#### DATA FOR THIS TASK:
━━━━━━━━━━
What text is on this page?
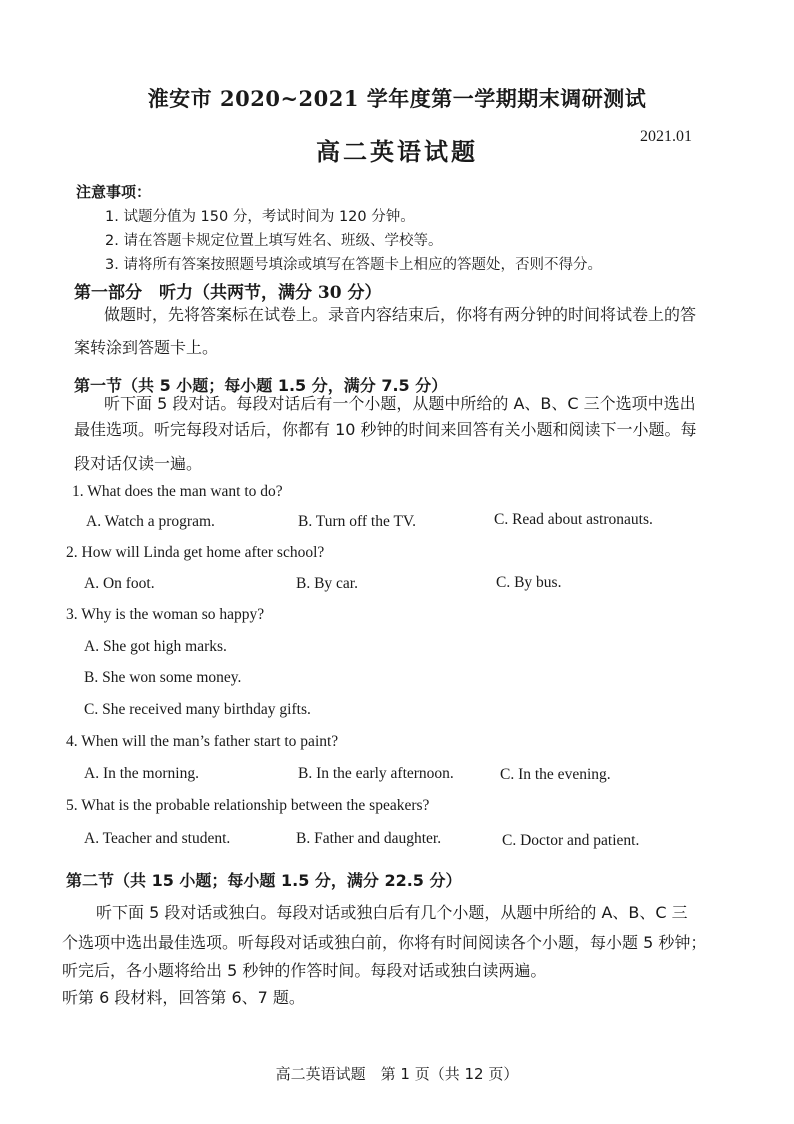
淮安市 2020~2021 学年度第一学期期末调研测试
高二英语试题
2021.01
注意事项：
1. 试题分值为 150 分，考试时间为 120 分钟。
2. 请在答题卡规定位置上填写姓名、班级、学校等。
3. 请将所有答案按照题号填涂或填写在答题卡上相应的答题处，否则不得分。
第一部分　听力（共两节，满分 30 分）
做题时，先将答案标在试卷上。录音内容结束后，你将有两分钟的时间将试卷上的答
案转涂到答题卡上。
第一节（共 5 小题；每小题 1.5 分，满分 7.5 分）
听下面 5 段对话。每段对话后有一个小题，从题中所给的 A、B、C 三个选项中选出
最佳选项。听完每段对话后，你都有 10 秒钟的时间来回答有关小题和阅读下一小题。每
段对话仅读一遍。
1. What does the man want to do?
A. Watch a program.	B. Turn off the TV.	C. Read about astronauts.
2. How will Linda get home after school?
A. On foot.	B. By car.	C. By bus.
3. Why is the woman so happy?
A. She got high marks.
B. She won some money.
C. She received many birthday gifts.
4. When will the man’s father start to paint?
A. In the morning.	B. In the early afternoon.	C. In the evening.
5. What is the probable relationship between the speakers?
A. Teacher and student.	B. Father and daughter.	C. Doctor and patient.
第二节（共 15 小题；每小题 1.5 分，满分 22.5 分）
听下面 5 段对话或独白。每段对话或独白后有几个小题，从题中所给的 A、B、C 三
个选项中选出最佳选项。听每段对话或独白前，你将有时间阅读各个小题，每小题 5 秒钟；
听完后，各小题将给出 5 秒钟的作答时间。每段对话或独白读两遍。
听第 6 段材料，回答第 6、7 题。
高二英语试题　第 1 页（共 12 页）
━━━━━━━━━━
#### SHORT TASK:
An exact transcription of all the entries is required, without the pictures.

#### TASK OUTPUT:
What text is on this page?
淮安市 2020~2021 学年度第一学期期末调研测试
高二英语试题
2021.01
注意事项：
1. 试题分值为 150 分，考试时间为 120 分钟。
2. 请在答题卡规定位置上填写姓名、班级、学校等。
3. 请将所有答案按照题号填涂或填写在答题卡上相应的答题处，否则不得分。
第一部分　听力（共两节，满分 30 分）
做题时，先将答案标在试卷上。录音内容结束后，你将有两分钟的时间将试卷上的答
案转涂到答题卡上。
第一节（共 5 小题；每小题 1.5 分，满分 7.5 分）
听下面 5 段对话。每段对话后有一个小题，从题中所给的 A、B、C 三个选项中选出
最佳选项。听完每段对话后，你都有 10 秒钟的时间来回答有关小题和阅读下一小题。每
段对话仅读一遍。
1. What does the man want to do?
A. Watch a program.	B. Turn off the TV.	C. Read about astronauts.
2. How will Linda get home after school?
A. On foot.	B. By car.	C. By bus.
3. Why is the woman so happy?
A. She got high marks.
B. She won some money.
C. She received many birthday gifts.
4. When will the man’s father start to paint?
A. In the morning.	B. In the early afternoon.	C. In the evening.
5. What is the probable relationship between the speakers?
A. Teacher and student.	B. Father and daughter.	C. Doctor and patient.
第二节（共 15 小题；每小题 1.5 分，满分 22.5 分）
听下面 5 段对话或独白。每段对话或独白后有几个小题，从题中所给的 A、B、C 三
个选项中选出最佳选项。听每段对话或独白前，你将有时间阅读各个小题，每小题 5 秒钟；
听完后，各小题将给出 5 秒钟的作答时间。每段对话或独白读两遍。
听第 6 段材料，回答第 6、7 题。
高二英语试题　第 1 页（共 12 页）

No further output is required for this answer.